> _GIVEN INSTRUCTION_: Extract the full set of records, then give each one again exactly.

-- Start of SUPPLIED ENTRIES --

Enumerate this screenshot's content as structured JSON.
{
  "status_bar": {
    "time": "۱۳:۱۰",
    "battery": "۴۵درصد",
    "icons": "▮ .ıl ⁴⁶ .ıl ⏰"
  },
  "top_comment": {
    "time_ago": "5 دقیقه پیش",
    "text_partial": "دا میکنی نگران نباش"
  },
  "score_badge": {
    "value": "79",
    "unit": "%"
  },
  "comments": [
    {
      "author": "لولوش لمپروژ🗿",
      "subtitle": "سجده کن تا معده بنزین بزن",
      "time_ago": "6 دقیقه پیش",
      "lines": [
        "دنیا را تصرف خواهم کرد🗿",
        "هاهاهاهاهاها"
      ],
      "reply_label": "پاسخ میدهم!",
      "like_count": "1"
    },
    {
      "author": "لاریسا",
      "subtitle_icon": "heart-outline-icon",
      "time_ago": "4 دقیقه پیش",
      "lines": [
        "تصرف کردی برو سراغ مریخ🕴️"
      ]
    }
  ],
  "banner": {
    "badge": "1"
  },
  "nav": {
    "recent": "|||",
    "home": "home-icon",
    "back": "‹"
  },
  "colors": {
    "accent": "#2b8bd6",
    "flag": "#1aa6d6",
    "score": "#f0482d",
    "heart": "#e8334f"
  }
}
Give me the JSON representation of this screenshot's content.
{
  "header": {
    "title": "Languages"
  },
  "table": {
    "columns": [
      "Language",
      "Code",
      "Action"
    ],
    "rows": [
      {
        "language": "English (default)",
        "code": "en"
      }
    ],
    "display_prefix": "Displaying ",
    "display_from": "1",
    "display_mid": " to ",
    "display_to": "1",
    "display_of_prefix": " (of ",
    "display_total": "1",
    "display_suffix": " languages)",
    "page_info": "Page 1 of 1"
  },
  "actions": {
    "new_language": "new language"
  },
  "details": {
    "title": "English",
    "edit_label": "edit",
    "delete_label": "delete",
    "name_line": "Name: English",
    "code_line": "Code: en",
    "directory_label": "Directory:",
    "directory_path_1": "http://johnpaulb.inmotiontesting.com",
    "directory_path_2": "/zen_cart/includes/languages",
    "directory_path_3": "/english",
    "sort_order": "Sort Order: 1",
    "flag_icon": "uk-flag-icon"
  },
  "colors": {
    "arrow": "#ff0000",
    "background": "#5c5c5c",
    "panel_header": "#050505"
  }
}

-- End of SUPPLIED ENTRIES --

> _TASK OUTPUT_:
Enumerate this screenshot's content as structured JSON.
{
  "status_bar": {
    "time": "۱۳:۱۰",
    "battery": "۴۵درصد",
    "icons": "▮ .ıl ⁴⁶ .ıl ⏰"
  },
  "top_comment": {
    "time_ago": "5 دقیقه پیش",
    "text_partial": "دا میکنی نگران نباش"
  },
  "score_badge": {
    "value": "79",
    "unit": "%"
  },
  "comments": [
    {
      "author": "لولوش لمپروژ🗿",
      "subtitle": "سجده کن تا معده بنزین بزن",
      "time_ago": "6 دقیقه پیش",
      "lines": [
        "دنیا را تصرف خواهم کرد🗿",
        "هاهاهاهاهاها"
      ],
      "reply_label": "پاسخ میدهم!",
      "like_count": "1"
    },
    {
      "author": "لاریسا",
      "subtitle_icon": "heart-outline-icon",
      "time_ago": "4 دقیقه پیش",
      "lines": [
        "تصرف کردی برو سراغ مریخ🕴️"
      ]
    }
  ],
  "banner": {
    "badge": "1"
  },
  "nav": {
    "recent": "|||",
    "home": "home-icon",
    "back": "‹"
  },
  "colors": {
    "accent": "#2b8bd6",
    "flag": "#1aa6d6",
    "score": "#f0482d",
    "heart": "#e8334f"
  }
}
Give me the JSON representation of this screenshot's content.
{
  "header": {
    "title": "Languages"
  },
  "table": {
    "columns": [
      "Language",
      "Code",
      "Action"
    ],
    "rows": [
      {
        "language": "English (default)",
        "code": "en"
      }
    ],
    "display_prefix": "Displaying ",
    "display_from": "1",
    "display_mid": " to ",
    "display_to": "1",
    "display_of_prefix": " (of ",
    "display_total": "1",
    "display_suffix": " languages)",
    "page_info": "Page 1 of 1"
  },
  "actions": {
    "new_language": "new language"
  },
  "details": {
    "title": "English",
    "edit_label": "edit",
    "delete_label": "delete",
    "name_line": "Name: English",
    "code_line": "Code: en",
    "directory_label": "Directory:",
    "directory_path_1": "http://johnpaulb.inmotiontesting.com",
    "directory_path_2": "/zen_cart/includes/languages",
    "directory_path_3": "/english",
    "sort_order": "Sort Order: 1",
    "flag_icon": "uk-flag-icon"
  },
  "colors": {
    "arrow": "#ff0000",
    "background": "#5c5c5c",
    "panel_header": "#050505"
  }
}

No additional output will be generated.